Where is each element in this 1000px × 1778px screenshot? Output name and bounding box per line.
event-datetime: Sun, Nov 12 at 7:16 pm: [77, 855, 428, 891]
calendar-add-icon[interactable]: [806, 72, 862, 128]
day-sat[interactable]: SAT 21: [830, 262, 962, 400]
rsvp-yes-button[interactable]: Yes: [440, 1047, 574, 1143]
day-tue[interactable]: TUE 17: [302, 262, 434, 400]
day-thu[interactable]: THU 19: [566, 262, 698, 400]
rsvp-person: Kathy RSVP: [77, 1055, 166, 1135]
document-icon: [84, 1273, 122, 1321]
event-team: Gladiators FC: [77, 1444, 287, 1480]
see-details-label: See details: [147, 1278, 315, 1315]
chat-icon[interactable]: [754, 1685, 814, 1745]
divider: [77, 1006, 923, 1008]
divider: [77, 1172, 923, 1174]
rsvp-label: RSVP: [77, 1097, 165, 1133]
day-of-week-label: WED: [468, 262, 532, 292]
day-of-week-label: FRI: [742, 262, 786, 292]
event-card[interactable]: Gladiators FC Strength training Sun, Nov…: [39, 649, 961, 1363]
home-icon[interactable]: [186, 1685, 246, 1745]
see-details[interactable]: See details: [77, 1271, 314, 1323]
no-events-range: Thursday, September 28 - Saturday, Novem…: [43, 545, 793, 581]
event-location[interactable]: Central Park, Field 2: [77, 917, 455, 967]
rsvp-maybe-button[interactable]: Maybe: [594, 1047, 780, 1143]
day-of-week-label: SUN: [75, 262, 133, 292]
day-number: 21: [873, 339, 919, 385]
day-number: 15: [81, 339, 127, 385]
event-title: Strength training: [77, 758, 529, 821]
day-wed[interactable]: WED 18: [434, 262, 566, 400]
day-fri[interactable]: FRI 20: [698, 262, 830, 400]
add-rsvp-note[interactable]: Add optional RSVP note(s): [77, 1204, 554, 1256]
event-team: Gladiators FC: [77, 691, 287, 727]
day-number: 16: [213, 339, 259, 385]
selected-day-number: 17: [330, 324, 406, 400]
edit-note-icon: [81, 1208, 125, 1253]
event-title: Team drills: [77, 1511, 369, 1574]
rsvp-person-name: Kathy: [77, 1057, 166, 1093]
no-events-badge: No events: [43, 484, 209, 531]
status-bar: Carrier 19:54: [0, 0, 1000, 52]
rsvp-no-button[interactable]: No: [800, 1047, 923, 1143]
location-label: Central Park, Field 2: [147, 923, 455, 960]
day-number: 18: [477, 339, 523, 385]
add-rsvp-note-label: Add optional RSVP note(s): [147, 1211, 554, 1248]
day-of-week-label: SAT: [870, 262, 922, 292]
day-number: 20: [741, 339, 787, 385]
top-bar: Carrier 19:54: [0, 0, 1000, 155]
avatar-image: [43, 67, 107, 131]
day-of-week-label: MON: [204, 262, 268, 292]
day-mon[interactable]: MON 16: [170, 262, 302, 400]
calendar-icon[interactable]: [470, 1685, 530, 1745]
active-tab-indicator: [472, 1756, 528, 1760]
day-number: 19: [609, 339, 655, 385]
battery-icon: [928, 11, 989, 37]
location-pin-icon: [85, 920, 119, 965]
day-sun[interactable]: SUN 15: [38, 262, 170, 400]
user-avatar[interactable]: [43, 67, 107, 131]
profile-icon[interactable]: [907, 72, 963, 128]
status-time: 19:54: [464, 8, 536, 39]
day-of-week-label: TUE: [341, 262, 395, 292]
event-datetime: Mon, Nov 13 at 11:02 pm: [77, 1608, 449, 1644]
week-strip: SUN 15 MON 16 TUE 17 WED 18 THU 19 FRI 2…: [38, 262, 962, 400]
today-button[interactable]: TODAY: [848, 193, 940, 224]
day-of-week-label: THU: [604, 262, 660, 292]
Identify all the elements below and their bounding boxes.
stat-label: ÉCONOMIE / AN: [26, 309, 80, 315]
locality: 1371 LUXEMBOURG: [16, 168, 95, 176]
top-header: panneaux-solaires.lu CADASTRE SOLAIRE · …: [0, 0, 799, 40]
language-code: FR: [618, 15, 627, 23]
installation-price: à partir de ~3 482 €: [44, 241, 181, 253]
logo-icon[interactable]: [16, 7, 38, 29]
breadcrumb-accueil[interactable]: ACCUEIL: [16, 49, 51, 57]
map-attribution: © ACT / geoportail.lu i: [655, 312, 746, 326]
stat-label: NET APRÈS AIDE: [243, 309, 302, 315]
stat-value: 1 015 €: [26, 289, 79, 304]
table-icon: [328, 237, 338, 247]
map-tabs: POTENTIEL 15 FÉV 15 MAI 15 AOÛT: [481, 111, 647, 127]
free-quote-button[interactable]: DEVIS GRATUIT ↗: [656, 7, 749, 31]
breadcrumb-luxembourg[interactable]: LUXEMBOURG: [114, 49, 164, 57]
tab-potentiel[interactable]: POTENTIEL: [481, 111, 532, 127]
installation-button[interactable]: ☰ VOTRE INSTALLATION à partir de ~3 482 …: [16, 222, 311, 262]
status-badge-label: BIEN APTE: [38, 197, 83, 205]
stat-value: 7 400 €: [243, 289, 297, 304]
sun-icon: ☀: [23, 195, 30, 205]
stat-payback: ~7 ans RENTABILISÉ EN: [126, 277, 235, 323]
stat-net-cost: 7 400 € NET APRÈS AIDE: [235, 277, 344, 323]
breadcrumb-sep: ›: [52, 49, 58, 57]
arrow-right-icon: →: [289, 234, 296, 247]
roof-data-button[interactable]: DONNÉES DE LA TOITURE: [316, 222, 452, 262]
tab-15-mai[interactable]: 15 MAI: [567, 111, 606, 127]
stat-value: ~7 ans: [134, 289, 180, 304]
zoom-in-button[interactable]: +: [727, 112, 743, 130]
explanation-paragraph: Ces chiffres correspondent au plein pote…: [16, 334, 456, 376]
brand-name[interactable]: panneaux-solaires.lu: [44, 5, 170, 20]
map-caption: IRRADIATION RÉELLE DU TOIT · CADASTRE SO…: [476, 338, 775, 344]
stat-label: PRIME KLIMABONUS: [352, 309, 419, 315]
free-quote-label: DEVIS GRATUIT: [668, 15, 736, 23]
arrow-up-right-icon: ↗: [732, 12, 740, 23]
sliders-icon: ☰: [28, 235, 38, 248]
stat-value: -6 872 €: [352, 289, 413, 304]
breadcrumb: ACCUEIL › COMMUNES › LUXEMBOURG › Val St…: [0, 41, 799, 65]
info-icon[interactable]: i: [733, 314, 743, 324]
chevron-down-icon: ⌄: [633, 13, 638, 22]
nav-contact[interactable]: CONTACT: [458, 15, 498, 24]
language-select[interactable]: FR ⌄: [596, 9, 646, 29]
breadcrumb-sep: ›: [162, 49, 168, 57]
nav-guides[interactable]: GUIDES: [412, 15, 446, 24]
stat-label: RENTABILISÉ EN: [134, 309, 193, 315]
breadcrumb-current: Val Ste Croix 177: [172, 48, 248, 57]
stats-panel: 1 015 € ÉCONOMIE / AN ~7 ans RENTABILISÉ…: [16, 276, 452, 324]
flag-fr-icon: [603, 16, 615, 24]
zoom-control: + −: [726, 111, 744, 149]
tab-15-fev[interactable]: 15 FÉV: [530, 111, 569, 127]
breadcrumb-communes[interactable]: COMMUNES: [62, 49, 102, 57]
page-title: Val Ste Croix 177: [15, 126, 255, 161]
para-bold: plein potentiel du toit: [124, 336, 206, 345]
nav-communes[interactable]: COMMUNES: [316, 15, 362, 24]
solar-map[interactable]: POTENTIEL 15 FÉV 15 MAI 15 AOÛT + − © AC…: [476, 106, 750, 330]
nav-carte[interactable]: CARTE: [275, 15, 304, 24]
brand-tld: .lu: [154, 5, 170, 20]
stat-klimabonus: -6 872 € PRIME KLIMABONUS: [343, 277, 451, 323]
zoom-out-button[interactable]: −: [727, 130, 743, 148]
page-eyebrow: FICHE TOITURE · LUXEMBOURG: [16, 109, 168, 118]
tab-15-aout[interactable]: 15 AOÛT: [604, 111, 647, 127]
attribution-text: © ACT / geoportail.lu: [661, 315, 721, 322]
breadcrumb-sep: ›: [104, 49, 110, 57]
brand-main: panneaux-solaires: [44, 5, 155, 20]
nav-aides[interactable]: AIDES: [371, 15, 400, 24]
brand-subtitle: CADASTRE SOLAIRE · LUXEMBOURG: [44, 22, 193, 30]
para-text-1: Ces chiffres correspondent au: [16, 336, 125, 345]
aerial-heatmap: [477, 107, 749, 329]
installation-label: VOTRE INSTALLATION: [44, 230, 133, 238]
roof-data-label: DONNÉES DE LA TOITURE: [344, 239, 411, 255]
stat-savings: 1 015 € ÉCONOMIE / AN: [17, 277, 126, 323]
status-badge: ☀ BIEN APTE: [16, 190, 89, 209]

....................

▶ **TO DO**
Copy the data word for word, from its first line through the line containing "event-title: Strength training: [77, 758, 529, 821]", including both.

▶ **SOLVED EXERCISE**
Where is each element in this 1000px × 1778px screenshot? Output name and bounding box per line.
event-datetime: Sun, Nov 12 at 7:16 pm: [77, 855, 428, 891]
calendar-add-icon[interactable]: [806, 72, 862, 128]
day-sat[interactable]: SAT 21: [830, 262, 962, 400]
rsvp-yes-button[interactable]: Yes: [440, 1047, 574, 1143]
day-tue[interactable]: TUE 17: [302, 262, 434, 400]
day-thu[interactable]: THU 19: [566, 262, 698, 400]
rsvp-person: Kathy RSVP: [77, 1055, 166, 1135]
document-icon: [84, 1273, 122, 1321]
event-team: Gladiators FC: [77, 1444, 287, 1480]
see-details-label: See details: [147, 1278, 315, 1315]
chat-icon[interactable]: [754, 1685, 814, 1745]
divider: [77, 1006, 923, 1008]
divider: [77, 1172, 923, 1174]
rsvp-label: RSVP: [77, 1097, 165, 1133]
day-of-week-label: WED: [468, 262, 532, 292]
day-of-week-label: FRI: [742, 262, 786, 292]
event-card[interactable]: Gladiators FC Strength training Sun, Nov…: [39, 649, 961, 1363]
home-icon[interactable]: [186, 1685, 246, 1745]
see-details[interactable]: See details: [77, 1271, 314, 1323]
no-events-range: Thursday, September 28 - Saturday, Novem…: [43, 545, 793, 581]
event-location[interactable]: Central Park, Field 2: [77, 917, 455, 967]
rsvp-maybe-button[interactable]: Maybe: [594, 1047, 780, 1143]
day-of-week-label: SUN: [75, 262, 133, 292]
day-number: 21: [873, 339, 919, 385]
day-number: 15: [81, 339, 127, 385]
event-title: Strength training: [77, 758, 529, 821]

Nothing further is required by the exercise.